EXTRACTED TEXT ::
Fred Molyneux

Personal information
- Full name: Fredrick Leatherbarrow Molyneux
- Date of birth: 1873
- Place of birth: Bolton, England
- Position(s): Forward

Senior career*
- Years: Team / Apps / (Gls)
- 1893–1897: 3rd Grenadiers
- 1897–1898: Stoke / 11 / (3)
- 1899: Bristol City
- 1899: Berwick Rangers (Worcester)
- 1899: Dudley Town
- 1900: Luton Town
- 1900: Fulham
- 1901: Kidderminster Harriers

= Fred Molyneux (footballer, born 1873) =

English footballer

Fredrick Leatherbarrow Molyneux (born 1873) was an English footballer who played in the Football League for Stoke.

TASK DETAILS :: In the footballer biography, rewrite the paragraph beginning "Fredrick Leatherbarrow Molyneux (born 1873)" as a short bulleted list that keeps its main facts. The data that comes next has no connection to the footballer biography.

[Rows taken from a layout dataset]
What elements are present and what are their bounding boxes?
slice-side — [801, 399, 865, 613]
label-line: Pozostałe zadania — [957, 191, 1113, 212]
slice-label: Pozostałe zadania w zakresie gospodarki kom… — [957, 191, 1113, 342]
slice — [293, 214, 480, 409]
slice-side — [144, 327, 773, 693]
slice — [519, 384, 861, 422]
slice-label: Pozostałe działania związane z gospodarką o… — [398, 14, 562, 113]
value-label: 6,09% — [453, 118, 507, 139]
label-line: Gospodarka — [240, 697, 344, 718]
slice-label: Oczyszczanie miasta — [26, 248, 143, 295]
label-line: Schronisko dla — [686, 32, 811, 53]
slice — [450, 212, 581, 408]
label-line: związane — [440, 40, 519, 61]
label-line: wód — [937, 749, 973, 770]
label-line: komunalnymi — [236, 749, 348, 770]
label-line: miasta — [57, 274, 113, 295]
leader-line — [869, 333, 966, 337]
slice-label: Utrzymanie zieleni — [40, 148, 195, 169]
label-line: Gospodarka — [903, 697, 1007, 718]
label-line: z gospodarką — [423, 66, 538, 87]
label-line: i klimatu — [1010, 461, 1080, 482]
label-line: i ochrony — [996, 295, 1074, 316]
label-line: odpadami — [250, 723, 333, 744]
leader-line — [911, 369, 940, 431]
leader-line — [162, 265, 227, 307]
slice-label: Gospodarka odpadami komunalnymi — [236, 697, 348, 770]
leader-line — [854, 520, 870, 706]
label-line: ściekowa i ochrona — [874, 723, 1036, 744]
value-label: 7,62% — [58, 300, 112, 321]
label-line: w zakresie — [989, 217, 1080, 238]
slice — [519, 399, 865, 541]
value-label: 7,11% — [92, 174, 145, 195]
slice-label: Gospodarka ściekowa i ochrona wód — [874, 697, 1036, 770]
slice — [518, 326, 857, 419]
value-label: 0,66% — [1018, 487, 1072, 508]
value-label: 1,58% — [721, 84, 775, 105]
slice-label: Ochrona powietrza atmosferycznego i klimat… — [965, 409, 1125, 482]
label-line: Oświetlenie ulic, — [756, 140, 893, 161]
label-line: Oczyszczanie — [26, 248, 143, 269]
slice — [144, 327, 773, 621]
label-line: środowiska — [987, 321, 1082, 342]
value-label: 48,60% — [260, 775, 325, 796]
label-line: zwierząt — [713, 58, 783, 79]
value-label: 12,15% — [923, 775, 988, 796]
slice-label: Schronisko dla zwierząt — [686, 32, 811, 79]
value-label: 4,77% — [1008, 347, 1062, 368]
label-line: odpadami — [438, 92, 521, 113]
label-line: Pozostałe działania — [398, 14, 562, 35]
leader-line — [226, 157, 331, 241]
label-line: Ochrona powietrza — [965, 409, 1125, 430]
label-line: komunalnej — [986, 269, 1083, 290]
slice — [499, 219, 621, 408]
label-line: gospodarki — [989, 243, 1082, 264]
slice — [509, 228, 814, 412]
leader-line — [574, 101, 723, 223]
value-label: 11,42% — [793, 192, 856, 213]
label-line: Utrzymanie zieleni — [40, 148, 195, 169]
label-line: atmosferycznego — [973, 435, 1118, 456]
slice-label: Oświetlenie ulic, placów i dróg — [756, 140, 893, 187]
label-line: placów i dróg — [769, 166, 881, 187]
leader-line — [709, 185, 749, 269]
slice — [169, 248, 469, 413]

RESULT FOR THIS TASK ::
- Full name: Fredrick Leatherbarrow Molyneux
- Born: 1873
- Nationality: English
- Occupation: footballer
- Played in the Football League for Stoke